> _YOUR TASK_:
The material below should be written out in full and exactly; pictures stay out of the copy.

Records:
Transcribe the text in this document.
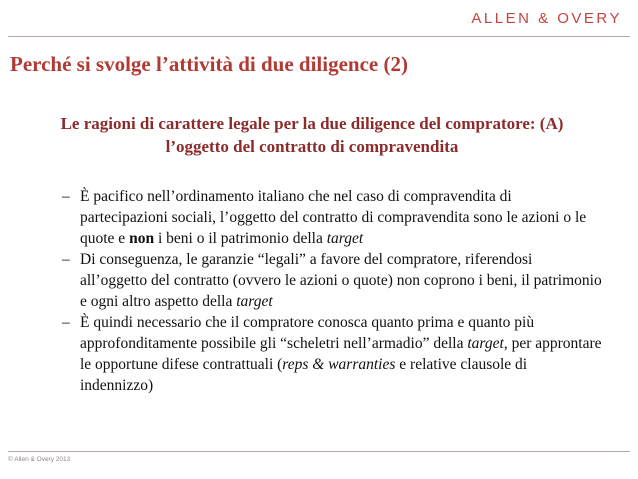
ALLEN & OVERY
Perché si svolge l’attività di due diligence (2)
Le ragioni di carattere legale per la due diligence del compratore: (A) l’oggetto del contratto di compravendita
– È pacifico nell’ordinamento italiano che nel caso di compravendita di partecipazioni sociali, l’oggetto del contratto di compravendita sono le azioni o le quote e non i beni o il patrimonio della target
– Di conseguenza, le garanzie “legali” a favore del compratore, riferendosi all’oggetto del contratto (ovvero le azioni o quote) non coprono i beni, il patrimonio e ogni altro aspetto della target
– È quindi necessario che il compratore conosca quanto prima e quanto più approfonditamente possibile gli “scheletri nell’armadio” della target, per approntare le opportune difese contrattuali (reps & warranties e relative clausole di indennizzo)
© Allen & Overy 2013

> _SOLUTION TO THE PROBLEM_:
Transcribe the text in this document.
ALLEN & OVERY
Perché si svolge l’attività di due diligence (2)
Le ragioni di carattere legale per la due diligence del compratore: (A) l’oggetto del contratto di compravendita
– È pacifico nell’ordinamento italiano che nel caso di compravendita di partecipazioni sociali, l’oggetto del contratto di compravendita sono le azioni o le quote e non i beni o il patrimonio della target
– Di conseguenza, le garanzie “legali” a favore del compratore, riferendosi all’oggetto del contratto (ovvero le azioni o quote) non coprono i beni, il patrimonio e ogni altro aspetto della target
– È quindi necessario che il compratore conosca quanto prima e quanto più approfonditamente possibile gli “scheletri nell’armadio” della target, per approntare le opportune difese contrattuali (reps & warranties e relative clausole di indennizzo)
© Allen & Overy 2013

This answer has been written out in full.